• **Brief**: Pick out the lines containing "Tarihi".

• **Given data**:
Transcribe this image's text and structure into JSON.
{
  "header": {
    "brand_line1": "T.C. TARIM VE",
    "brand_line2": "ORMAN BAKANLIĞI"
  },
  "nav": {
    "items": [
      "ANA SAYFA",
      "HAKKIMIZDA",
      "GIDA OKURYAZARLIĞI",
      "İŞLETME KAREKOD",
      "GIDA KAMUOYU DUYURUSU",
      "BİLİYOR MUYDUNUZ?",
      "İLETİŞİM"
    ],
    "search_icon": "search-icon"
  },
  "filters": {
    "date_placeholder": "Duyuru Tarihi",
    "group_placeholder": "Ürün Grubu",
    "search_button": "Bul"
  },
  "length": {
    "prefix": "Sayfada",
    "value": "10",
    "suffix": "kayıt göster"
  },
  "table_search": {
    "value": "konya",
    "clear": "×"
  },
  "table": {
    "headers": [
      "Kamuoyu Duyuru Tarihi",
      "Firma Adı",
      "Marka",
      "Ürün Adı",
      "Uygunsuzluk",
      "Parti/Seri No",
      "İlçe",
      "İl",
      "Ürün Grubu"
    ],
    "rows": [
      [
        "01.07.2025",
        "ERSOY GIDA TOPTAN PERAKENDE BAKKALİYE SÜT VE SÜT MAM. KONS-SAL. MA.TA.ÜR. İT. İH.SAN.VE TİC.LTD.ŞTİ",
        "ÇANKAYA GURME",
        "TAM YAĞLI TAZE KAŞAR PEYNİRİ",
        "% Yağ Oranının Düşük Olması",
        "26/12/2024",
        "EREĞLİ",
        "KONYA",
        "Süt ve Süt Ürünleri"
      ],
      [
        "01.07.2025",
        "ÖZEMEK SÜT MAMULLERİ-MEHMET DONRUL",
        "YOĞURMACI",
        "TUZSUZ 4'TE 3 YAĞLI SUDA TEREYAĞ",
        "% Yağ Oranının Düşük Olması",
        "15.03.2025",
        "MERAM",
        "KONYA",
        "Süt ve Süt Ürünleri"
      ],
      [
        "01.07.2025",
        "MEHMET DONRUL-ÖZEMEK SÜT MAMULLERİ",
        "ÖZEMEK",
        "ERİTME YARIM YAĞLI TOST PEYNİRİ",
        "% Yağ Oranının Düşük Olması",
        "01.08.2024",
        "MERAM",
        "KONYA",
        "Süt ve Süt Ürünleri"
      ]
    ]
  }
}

• **Answer to the problem**:
    "date_placeholder": "Duyuru Tarihi",
      "Kamuoyu Duyuru Tarihi",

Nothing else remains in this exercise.